Listed records

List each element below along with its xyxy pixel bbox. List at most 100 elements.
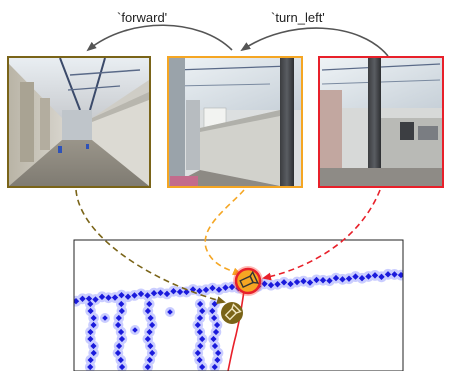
forward-arrow [86, 24, 233, 52]
trajectory-point [371, 272, 379, 279]
trajectory-point [211, 363, 218, 371]
trajectory-point [213, 321, 221, 329]
trajectory-point [339, 276, 346, 283]
trajectory-point [287, 280, 294, 288]
trajectory-point [332, 274, 340, 282]
camera-icon [239, 270, 259, 289]
trajectory-point [85, 295, 93, 302]
trajectory-point [118, 363, 126, 371]
trajectory-point [211, 300, 218, 308]
forward-label: `forward' [117, 10, 167, 25]
trajectory-point [183, 288, 190, 296]
frame-3-image [320, 58, 442, 186]
turn-left-label: `turn_left' [271, 10, 325, 25]
frame-1-link [75, 189, 226, 305]
trajectory-point [131, 292, 138, 299]
trajectory-point [118, 307, 125, 315]
trajectory-point [144, 363, 151, 371]
trajectory-point [352, 273, 359, 280]
trajectory-point [199, 307, 206, 315]
trajectory-point [118, 335, 126, 343]
trajectory-point [194, 349, 201, 357]
trajectory-point [214, 356, 221, 364]
trajectory-point [117, 328, 125, 336]
trajectory-point [228, 283, 236, 291]
trajectory-point [117, 356, 124, 364]
trajectory-point [115, 342, 123, 350]
frame-3-border [318, 56, 444, 188]
trajectory-point [146, 300, 153, 308]
trajectory-point [87, 328, 94, 336]
trajectory-point [293, 278, 301, 286]
trajectory-point [90, 314, 97, 322]
trajectory-point [212, 328, 220, 336]
trajectory-point [211, 342, 219, 350]
trajectory-point [199, 363, 206, 371]
trajectory-point [358, 275, 366, 282]
trajectory-point [115, 314, 122, 322]
trajectory-point [90, 321, 97, 329]
trajectory-point [176, 288, 184, 296]
trajectory-point [194, 321, 201, 329]
trajectory-point [209, 307, 216, 315]
frame-2-image [169, 58, 301, 186]
trajectory-point [167, 309, 173, 315]
trajectory-point [147, 342, 154, 350]
frame-2-border [167, 56, 303, 188]
trajectory-point [163, 290, 171, 298]
trajectory-point [144, 335, 151, 343]
trajectory-point [365, 273, 372, 280]
trajectory-point [150, 290, 158, 297]
trajectory-point [196, 328, 203, 336]
trajectory-point [111, 294, 119, 301]
trajectory-point [105, 294, 112, 301]
trajectory-point [345, 275, 353, 282]
trajectory-point [90, 349, 97, 357]
frame-2-link [204, 189, 245, 276]
trajectory-point [384, 271, 392, 278]
current-trajectory-path [227, 281, 246, 371]
trajectory-point [261, 280, 268, 287]
trajectory-point [267, 281, 275, 289]
trajectory-point [146, 356, 153, 364]
trajectory-point [98, 293, 106, 301]
previous-pose-marker [221, 302, 243, 324]
trajectory-point [144, 292, 151, 299]
trajectory-point [149, 349, 156, 357]
trajectory-point [197, 300, 204, 308]
trajectory-point [202, 286, 210, 294]
trajectory-point [274, 281, 281, 288]
trajectory-point [189, 286, 197, 293]
trajectory-point [391, 271, 398, 278]
trajectory-point [149, 321, 156, 329]
trajectory-point [124, 293, 132, 300]
trajectory-point [222, 284, 229, 291]
turn-left-arrow [240, 27, 389, 57]
frame-1-border [7, 56, 151, 188]
trajectory-point [87, 300, 94, 308]
trajectory-point [114, 349, 122, 357]
trajectory-point [137, 290, 145, 298]
trajectory-point [378, 273, 385, 281]
trajectory-point [280, 279, 288, 286]
trajectory-point [215, 286, 223, 293]
trajectory-point [118, 300, 125, 308]
trajectory-point [90, 342, 97, 350]
trajectory-point [313, 276, 320, 284]
trajectory-point [196, 356, 203, 364]
trajectory-point [211, 314, 218, 322]
trajectory-point [87, 307, 94, 315]
trajectory-point [87, 335, 94, 343]
trajectory-point [196, 287, 203, 295]
trajectory-point [147, 314, 154, 322]
trajectory-point [210, 335, 217, 343]
trajectory-point [102, 315, 108, 321]
trajectory-point [196, 314, 204, 322]
trajectory-point [87, 356, 94, 364]
trajectory-point [326, 277, 333, 284]
trajectory-point [300, 277, 307, 285]
trajectory-point [157, 289, 164, 297]
trajectory-point [397, 271, 403, 279]
trajectory-point [199, 335, 206, 343]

Goal
Copy the records above line for line, leaving out the pictures.

Expected answer
List each element below along with its xyxy pixel bbox. List at most 100 elements.
forward-arrow [86, 24, 233, 52]
trajectory-point [371, 272, 379, 279]
trajectory-point [211, 363, 218, 371]
trajectory-point [213, 321, 221, 329]
trajectory-point [339, 276, 346, 283]
trajectory-point [287, 280, 294, 288]
trajectory-point [332, 274, 340, 282]
camera-icon [239, 270, 259, 289]
trajectory-point [85, 295, 93, 302]
trajectory-point [118, 363, 126, 371]
trajectory-point [211, 300, 218, 308]
forward-label: `forward' [117, 10, 167, 25]
trajectory-point [183, 288, 190, 296]
frame-3-image [320, 58, 442, 186]
turn-left-label: `turn_left' [271, 10, 325, 25]
frame-1-link [75, 189, 226, 305]
trajectory-point [131, 292, 138, 299]
trajectory-point [118, 307, 125, 315]
trajectory-point [144, 363, 151, 371]
trajectory-point [352, 273, 359, 280]
trajectory-point [199, 307, 206, 315]
trajectory-point [118, 335, 126, 343]
trajectory-point [194, 349, 201, 357]
trajectory-point [214, 356, 221, 364]
trajectory-point [117, 328, 125, 336]
trajectory-point [228, 283, 236, 291]
trajectory-point [117, 356, 124, 364]
trajectory-point [115, 342, 123, 350]
frame-3-border [318, 56, 444, 188]
trajectory-point [146, 300, 153, 308]
trajectory-point [87, 328, 94, 336]
trajectory-point [293, 278, 301, 286]
trajectory-point [90, 314, 97, 322]
trajectory-point [212, 328, 220, 336]
trajectory-point [211, 342, 219, 350]
trajectory-point [199, 363, 206, 371]
trajectory-point [358, 275, 366, 282]
trajectory-point [115, 314, 122, 322]
trajectory-point [90, 321, 97, 329]
trajectory-point [176, 288, 184, 296]
trajectory-point [194, 321, 201, 329]
trajectory-point [209, 307, 216, 315]
frame-2-image [169, 58, 301, 186]
trajectory-point [167, 309, 173, 315]
trajectory-point [147, 342, 154, 350]
frame-2-border [167, 56, 303, 188]
trajectory-point [163, 290, 171, 298]
trajectory-point [144, 335, 151, 343]
trajectory-point [365, 273, 372, 280]
trajectory-point [150, 290, 158, 297]
trajectory-point [196, 328, 203, 336]
trajectory-point [111, 294, 119, 301]
trajectory-point [105, 294, 112, 301]
trajectory-point [345, 275, 353, 282]
trajectory-point [90, 349, 97, 357]
frame-2-link [204, 189, 245, 276]
trajectory-point [384, 271, 392, 278]
current-trajectory-path [227, 281, 246, 371]
trajectory-point [261, 280, 268, 287]
trajectory-point [267, 281, 275, 289]
trajectory-point [146, 356, 153, 364]
trajectory-point [98, 293, 106, 301]
previous-pose-marker [221, 302, 243, 324]
trajectory-point [144, 292, 151, 299]
trajectory-point [149, 349, 156, 357]
trajectory-point [197, 300, 204, 308]
trajectory-point [202, 286, 210, 294]
trajectory-point [274, 281, 281, 288]
trajectory-point [189, 286, 197, 293]
trajectory-point [391, 271, 398, 278]
trajectory-point [149, 321, 156, 329]
trajectory-point [124, 293, 132, 300]
trajectory-point [222, 284, 229, 291]
turn-left-arrow [240, 27, 389, 57]
frame-1-border [7, 56, 151, 188]
trajectory-point [87, 300, 94, 308]
trajectory-point [114, 349, 122, 357]
trajectory-point [137, 290, 145, 298]
trajectory-point [378, 273, 385, 281]
trajectory-point [280, 279, 288, 286]
trajectory-point [215, 286, 223, 293]
trajectory-point [118, 300, 125, 308]
trajectory-point [90, 342, 97, 350]
trajectory-point [313, 276, 320, 284]
trajectory-point [196, 356, 203, 364]
trajectory-point [211, 314, 218, 322]
trajectory-point [87, 307, 94, 315]
trajectory-point [87, 335, 94, 343]
trajectory-point [196, 287, 203, 295]
trajectory-point [147, 314, 154, 322]
trajectory-point [210, 335, 217, 343]
trajectory-point [102, 315, 108, 321]
trajectory-point [196, 314, 204, 322]
trajectory-point [87, 356, 94, 364]
trajectory-point [326, 277, 333, 284]
trajectory-point [300, 277, 307, 285]
trajectory-point [157, 289, 164, 297]
trajectory-point [397, 271, 403, 279]
trajectory-point [199, 335, 206, 343]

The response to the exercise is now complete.